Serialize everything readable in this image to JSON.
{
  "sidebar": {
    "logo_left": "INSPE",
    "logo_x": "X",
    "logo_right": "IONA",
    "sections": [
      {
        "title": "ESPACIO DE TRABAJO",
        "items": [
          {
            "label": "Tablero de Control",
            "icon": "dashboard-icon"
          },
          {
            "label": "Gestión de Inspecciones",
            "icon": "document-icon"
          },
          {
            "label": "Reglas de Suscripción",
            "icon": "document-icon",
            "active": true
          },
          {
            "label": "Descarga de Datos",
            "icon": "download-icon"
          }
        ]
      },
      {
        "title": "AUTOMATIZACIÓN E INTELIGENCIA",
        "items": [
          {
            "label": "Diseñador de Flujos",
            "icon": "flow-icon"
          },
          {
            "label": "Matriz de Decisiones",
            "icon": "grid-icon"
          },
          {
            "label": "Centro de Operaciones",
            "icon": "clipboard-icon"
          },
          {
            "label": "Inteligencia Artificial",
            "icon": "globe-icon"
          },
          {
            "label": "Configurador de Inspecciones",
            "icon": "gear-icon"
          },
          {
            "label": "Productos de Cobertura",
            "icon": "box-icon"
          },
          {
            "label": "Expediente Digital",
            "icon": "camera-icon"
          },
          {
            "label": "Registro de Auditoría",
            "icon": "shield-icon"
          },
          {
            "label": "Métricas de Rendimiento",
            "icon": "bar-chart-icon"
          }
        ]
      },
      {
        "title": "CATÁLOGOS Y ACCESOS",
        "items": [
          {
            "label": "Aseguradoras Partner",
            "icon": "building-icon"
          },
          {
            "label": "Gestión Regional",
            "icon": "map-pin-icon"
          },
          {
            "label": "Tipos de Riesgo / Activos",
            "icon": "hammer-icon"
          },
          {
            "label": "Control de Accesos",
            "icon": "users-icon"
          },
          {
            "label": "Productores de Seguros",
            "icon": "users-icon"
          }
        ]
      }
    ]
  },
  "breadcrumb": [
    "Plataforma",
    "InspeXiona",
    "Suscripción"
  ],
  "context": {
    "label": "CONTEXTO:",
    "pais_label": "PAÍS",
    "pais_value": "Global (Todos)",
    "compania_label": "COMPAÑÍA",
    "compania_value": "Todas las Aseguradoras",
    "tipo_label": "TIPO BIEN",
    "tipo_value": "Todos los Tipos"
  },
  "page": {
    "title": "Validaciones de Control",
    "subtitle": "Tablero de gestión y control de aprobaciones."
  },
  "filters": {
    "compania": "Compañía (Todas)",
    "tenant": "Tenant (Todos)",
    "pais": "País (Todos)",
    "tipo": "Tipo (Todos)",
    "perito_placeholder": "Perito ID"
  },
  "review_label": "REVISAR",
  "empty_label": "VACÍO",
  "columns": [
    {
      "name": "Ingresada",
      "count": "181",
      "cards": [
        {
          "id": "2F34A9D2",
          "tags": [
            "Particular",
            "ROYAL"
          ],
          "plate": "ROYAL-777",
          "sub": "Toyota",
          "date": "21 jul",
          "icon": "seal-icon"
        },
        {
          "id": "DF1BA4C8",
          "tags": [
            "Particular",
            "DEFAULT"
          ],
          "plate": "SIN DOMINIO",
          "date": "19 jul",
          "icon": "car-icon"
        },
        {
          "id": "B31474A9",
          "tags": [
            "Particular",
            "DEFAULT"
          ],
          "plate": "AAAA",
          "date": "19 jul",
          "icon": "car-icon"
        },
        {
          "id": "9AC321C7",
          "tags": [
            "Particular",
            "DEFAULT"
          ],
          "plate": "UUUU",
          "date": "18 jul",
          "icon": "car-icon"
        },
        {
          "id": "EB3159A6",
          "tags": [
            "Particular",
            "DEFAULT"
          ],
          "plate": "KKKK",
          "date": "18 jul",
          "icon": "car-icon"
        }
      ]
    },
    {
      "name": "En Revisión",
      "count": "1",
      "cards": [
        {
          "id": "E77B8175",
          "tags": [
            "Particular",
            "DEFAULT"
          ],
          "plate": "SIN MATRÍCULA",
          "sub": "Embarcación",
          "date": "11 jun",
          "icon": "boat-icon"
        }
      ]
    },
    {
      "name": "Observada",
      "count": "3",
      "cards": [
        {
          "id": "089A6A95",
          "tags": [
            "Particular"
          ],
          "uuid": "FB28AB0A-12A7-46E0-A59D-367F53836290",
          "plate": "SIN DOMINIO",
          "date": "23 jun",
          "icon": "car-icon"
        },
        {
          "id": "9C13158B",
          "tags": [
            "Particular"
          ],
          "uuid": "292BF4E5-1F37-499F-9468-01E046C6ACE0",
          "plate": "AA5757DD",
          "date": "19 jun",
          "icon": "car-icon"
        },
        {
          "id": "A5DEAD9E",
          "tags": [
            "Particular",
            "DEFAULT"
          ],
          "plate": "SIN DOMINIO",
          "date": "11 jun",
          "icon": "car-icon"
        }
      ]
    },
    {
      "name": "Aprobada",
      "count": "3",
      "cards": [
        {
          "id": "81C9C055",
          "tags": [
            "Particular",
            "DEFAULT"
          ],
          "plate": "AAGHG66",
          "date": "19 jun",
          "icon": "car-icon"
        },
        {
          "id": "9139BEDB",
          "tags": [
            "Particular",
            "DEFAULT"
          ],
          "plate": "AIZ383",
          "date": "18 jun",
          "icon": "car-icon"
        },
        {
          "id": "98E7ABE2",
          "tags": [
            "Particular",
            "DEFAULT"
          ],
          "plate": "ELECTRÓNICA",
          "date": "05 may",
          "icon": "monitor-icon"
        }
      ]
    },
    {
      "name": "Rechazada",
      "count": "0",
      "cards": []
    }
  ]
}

**YOUR GOAL:** How many of the listing's lines contain "plate"? Respond with a single number and nothing else.

**REPLY:** 12